__Stated exercise__. Retype, without alteration, the lines of the listing from the one holding "pv-shading — [79, 38, 966, 672]" through the one holding "colorbar-tick-label: −0.36 —", both included.

__Dataset records__.
= = =

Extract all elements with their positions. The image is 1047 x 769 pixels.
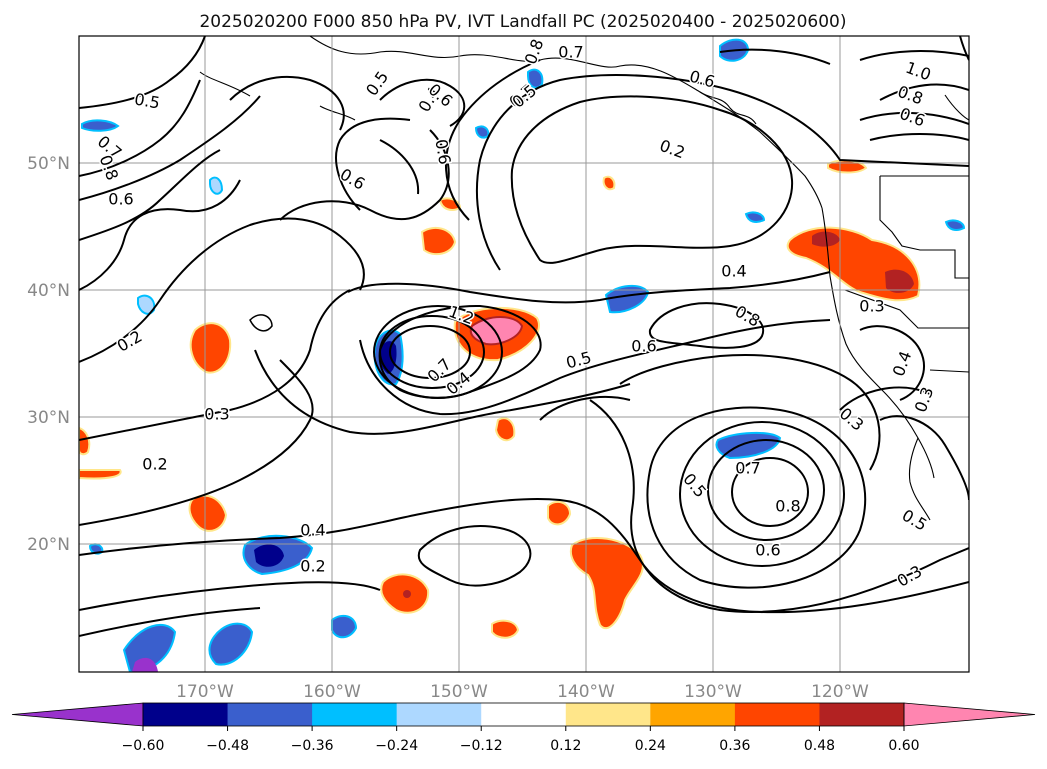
pv-shading — [79, 38, 966, 672]
colorbar-segment — [396, 703, 482, 726]
colorbar-tick-label: 0.60 — [888, 738, 919, 754]
colorbar-tick-label: 0.48 — [804, 738, 835, 754]
map-frame — [78, 35, 970, 673]
colorbar-border — [142, 702, 905, 727]
pv-negative-southwest-core — [132, 657, 158, 672]
contour-label: 0.2 — [142, 455, 167, 474]
pv-positive-b — [188, 494, 228, 532]
lat-label: 20°N — [27, 535, 70, 555]
colorbar-segment — [650, 703, 736, 726]
lon-labels: 170°W 160°W 150°W 140°W 130°W 120°W — [176, 682, 869, 702]
colorbar-tick-label: −0.48 — [206, 738, 249, 754]
colorbar-tick-label: 0.24 — [635, 738, 666, 754]
pv-negative-south — [208, 622, 254, 666]
pv-positive-m — [403, 590, 411, 598]
colorbar-extend-min — [11, 702, 144, 727]
colorbar-tick-label: −0.24 — [375, 738, 418, 754]
colorbar-segment — [312, 703, 398, 726]
pv-negative-small5 — [527, 68, 544, 89]
pv-negative-west-inner — [254, 544, 284, 567]
pv-positive-f — [547, 500, 572, 526]
contour-label: 0.7 — [558, 43, 583, 62]
colorbar-tick-label: −0.60 — [122, 738, 165, 754]
lat-label: 40°N — [27, 281, 70, 301]
colorbar-ticks: −0.60 −0.48 −0.36 −0.24 −0.12 0.12 0.24 0.36 0.4… — [122, 726, 920, 754]
pv-negative-central-east — [604, 284, 650, 314]
colorbar-segment — [819, 703, 905, 726]
colorbar-segment — [143, 703, 229, 726]
colorbar-tick-label: −0.12 — [460, 738, 503, 754]
colorbar-tick-label: 0.12 — [550, 738, 581, 754]
pv-negative-small4 — [944, 219, 966, 231]
pv-negative-south2 — [331, 614, 358, 639]
colorbar-tick-label: −0.36 — [291, 738, 334, 754]
ivt-contours — [79, 36, 969, 637]
lon-label: 140°W — [557, 682, 615, 702]
pv-positive-e — [494, 417, 516, 442]
contour-label: 0.8 — [775, 497, 800, 516]
colorbar — [11, 702, 1036, 727]
pv-positive-h — [79, 469, 122, 480]
pv-negative-small1 — [474, 125, 490, 139]
lat-label: 30°N — [27, 408, 70, 428]
map-area — [79, 36, 969, 672]
pv-negative-nw2 — [137, 294, 156, 315]
contour-label: 0.2 — [300, 557, 325, 576]
colorbar-segment — [565, 703, 651, 726]
colorbar-segment — [227, 703, 313, 726]
colorbar-segment — [481, 703, 567, 726]
lon-label: 170°W — [176, 682, 234, 702]
lon-label: 150°W — [430, 682, 488, 702]
contour-label: 0.6 — [108, 190, 133, 209]
figure-title: 2025020200 F000 850 hPa PV, IVT Landfall… — [199, 12, 846, 32]
contour-label: 0.4 — [300, 521, 325, 540]
pv-positive-nevada-core — [885, 269, 914, 293]
pv-negative-northwest — [81, 119, 120, 132]
lon-label: 120°W — [811, 682, 869, 702]
colorbar-tick-label: 0.36 — [719, 738, 750, 754]
lon-label: 160°W — [303, 682, 361, 702]
pv-positive-d — [420, 226, 457, 256]
pv-positive-a — [189, 322, 232, 374]
pv-positive-core — [469, 316, 524, 346]
colorbar-extend-max — [903, 702, 1036, 727]
pv-positive-g — [491, 619, 520, 639]
lat-labels: 20°N 30°N 40°N 50°N — [27, 154, 70, 555]
contour-label: 0.6 — [755, 541, 780, 560]
lon-label: 130°W — [684, 682, 742, 702]
pv-negative-small2 — [744, 211, 766, 223]
colorbar-segment — [734, 703, 820, 726]
pv-negative-nw3 — [209, 176, 224, 195]
pv-positive-k — [602, 175, 616, 191]
lat-label: 50°N — [27, 154, 70, 174]
contour-label: 0.7 — [735, 459, 760, 478]
contour-label: 0.3 — [859, 297, 884, 316]
contour-label: 0.3 — [204, 405, 229, 424]
contour-label: 0.4 — [721, 262, 746, 281]
pv-positive-j — [827, 159, 868, 174]
contour-label: 0.6 — [631, 337, 656, 356]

= = =

__Task result__.
pv-shading — [79, 38, 966, 672]
colorbar-segment — [396, 703, 482, 726]
colorbar-tick-label: 0.60 — [888, 738, 919, 754]
colorbar-tick-label: 0.48 — [804, 738, 835, 754]
map-frame — [78, 35, 970, 673]
colorbar-border — [142, 702, 905, 727]
pv-negative-southwest-core — [132, 657, 158, 672]
contour-label: 0.2 — [142, 455, 167, 474]
pv-positive-b — [188, 494, 228, 532]
lat-label: 20°N — [27, 535, 70, 555]
colorbar-segment — [650, 703, 736, 726]
lon-labels: 170°W 160°W 150°W 140°W 130°W 120°W — [176, 682, 869, 702]
colorbar-tick-label: −0.48 — [206, 738, 249, 754]
colorbar-tick-label: 0.24 — [635, 738, 666, 754]
pv-negative-south — [208, 622, 254, 666]
pv-positive-m — [403, 590, 411, 598]
colorbar-extend-min — [11, 702, 144, 727]
colorbar-tick-label: −0.24 — [375, 738, 418, 754]
colorbar-segment — [312, 703, 398, 726]
pv-negative-small5 — [527, 68, 544, 89]
pv-negative-west-inner — [254, 544, 284, 567]
pv-positive-f — [547, 500, 572, 526]
contour-label: 0.7 — [558, 43, 583, 62]
colorbar-tick-label: −0.60 — [122, 738, 165, 754]
lat-label: 40°N — [27, 281, 70, 301]
colorbar-ticks: −0.60 −0.48 −0.36 −0.24 −0.12 0.12 0.24 0.36 0.4… — [122, 726, 920, 754]
pv-negative-central-east — [604, 284, 650, 314]
colorbar-segment — [819, 703, 905, 726]
colorbar-segment — [143, 703, 229, 726]
colorbar-tick-label: −0.12 — [460, 738, 503, 754]
colorbar-tick-label: 0.12 — [550, 738, 581, 754]
pv-negative-small4 — [944, 219, 966, 231]
pv-negative-south2 — [331, 614, 358, 639]
colorbar-tick-label: −0.36 — [291, 738, 334, 754]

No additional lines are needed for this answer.